DATA EXCERPTS =>
:::::

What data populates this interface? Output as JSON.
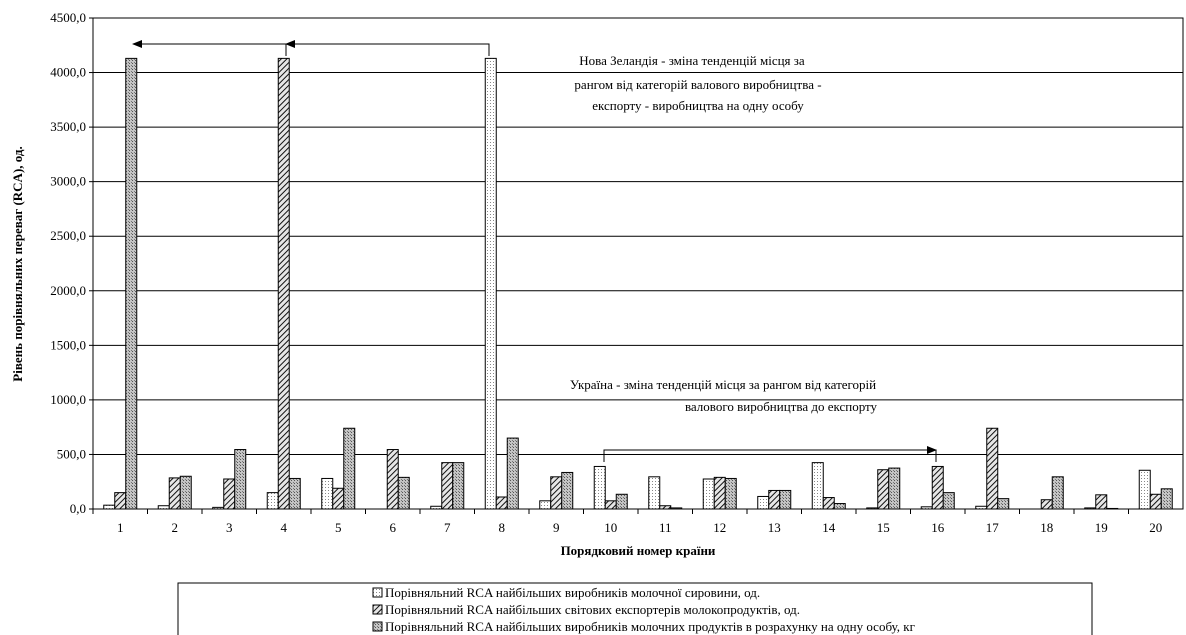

:::::

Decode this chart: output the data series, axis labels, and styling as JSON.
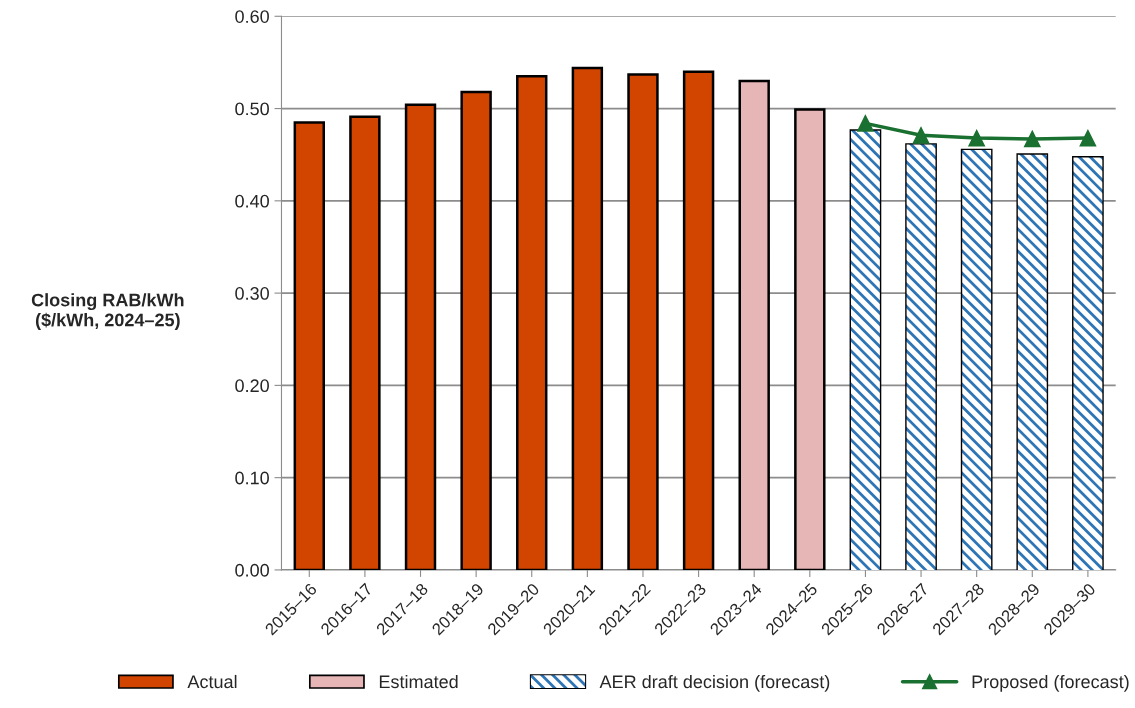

:::::

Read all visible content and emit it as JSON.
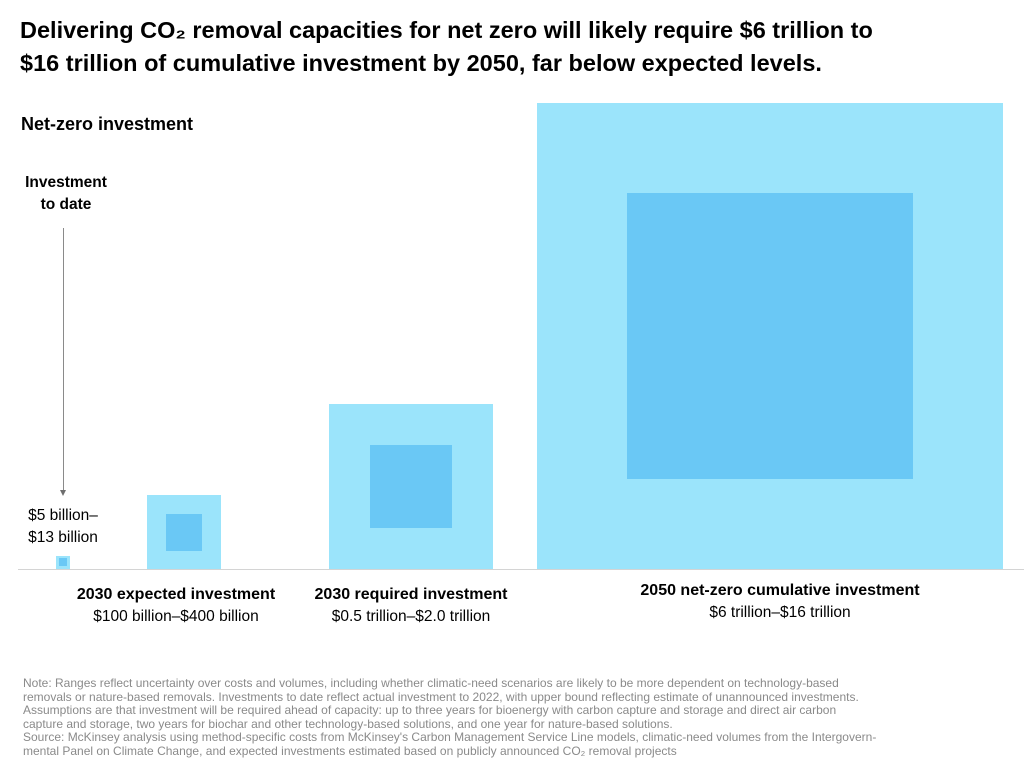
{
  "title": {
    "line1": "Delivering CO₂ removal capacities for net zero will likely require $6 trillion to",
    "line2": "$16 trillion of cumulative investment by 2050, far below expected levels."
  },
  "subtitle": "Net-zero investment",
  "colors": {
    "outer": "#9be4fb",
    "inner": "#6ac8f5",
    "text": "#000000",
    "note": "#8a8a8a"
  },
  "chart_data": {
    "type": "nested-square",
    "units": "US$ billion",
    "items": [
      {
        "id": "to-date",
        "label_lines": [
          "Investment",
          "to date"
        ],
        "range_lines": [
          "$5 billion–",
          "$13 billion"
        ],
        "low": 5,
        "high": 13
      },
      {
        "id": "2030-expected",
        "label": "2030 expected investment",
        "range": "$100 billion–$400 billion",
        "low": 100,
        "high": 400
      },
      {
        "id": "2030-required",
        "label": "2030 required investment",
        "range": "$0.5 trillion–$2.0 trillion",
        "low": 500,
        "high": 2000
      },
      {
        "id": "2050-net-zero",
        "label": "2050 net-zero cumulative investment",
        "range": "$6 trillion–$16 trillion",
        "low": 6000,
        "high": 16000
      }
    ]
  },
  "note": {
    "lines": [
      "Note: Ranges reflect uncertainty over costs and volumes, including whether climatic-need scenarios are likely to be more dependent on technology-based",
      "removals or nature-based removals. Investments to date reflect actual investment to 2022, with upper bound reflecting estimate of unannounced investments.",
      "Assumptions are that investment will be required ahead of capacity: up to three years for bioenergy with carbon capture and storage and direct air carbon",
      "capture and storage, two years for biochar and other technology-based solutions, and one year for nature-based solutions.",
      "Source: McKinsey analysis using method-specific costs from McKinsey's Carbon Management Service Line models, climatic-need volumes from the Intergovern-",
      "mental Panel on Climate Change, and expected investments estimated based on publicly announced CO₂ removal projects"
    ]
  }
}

:::::

YOUR GOAL =>
Extract, from the listing above, every line where the string "this" occurs.

COMPLETE OUTPUT =>
What data populates this interface? Output as JSON.
Decode this chart: output the data series, axis labels, and styling as JSON.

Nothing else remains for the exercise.